- Material provided -
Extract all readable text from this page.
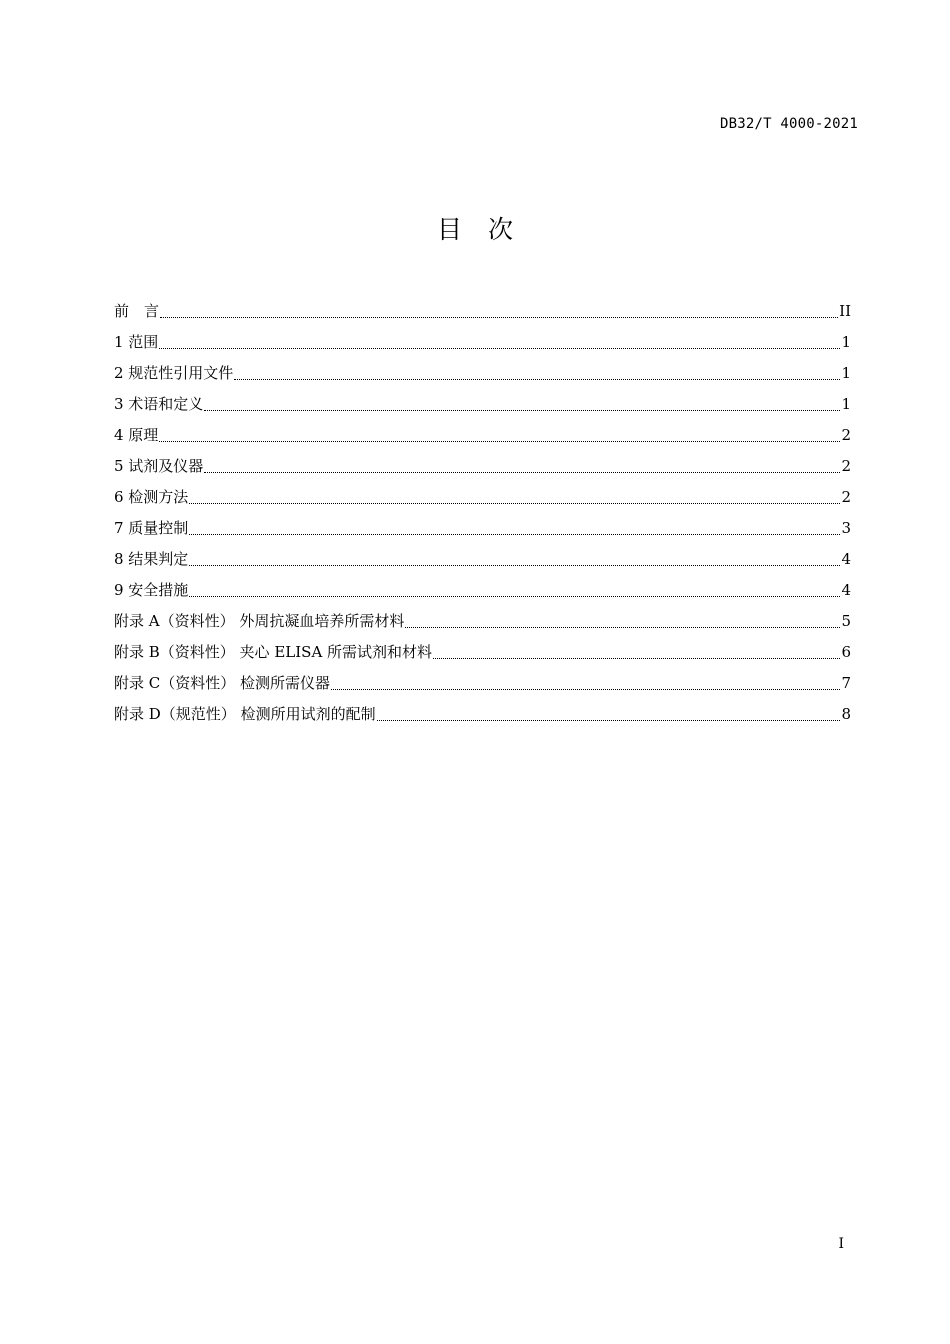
DB32/T 4000-2021
目 次
前　言	II
1 范围	1
2 规范性引用文件	1
3 术语和定义	1
4 原理	2
5 试剂及仪器	2
6 检测方法	2
7 质量控制	3
8 结果判定	4
9 安全措施	4
附录 A（资料性） 外周抗凝血培养所需材料	5
附录 B（资料性） 夹心 ELISA 所需试剂和材料	6
附录 C（资料性） 检测所需仪器	7
附录 D（规范性） 检测所用试剂的配制	8
I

- Description of the task -
Using the data above, write out every line exactly, leaving the images behind.

- The result -
Extract all readable text from this page.
DB32/T 4000-2021
目 次
前　言	II
1 范围	1
2 规范性引用文件	1
3 术语和定义	1
4 原理	2
5 试剂及仪器	2
6 检测方法	2
7 质量控制	3
8 结果判定	4
9 安全措施	4
附录 A（资料性） 外周抗凝血培养所需材料	5
附录 B（资料性） 夹心 ELISA 所需试剂和材料	6
附录 C（资料性） 检测所需仪器	7
附录 D（规范性） 检测所用试剂的配制	8
I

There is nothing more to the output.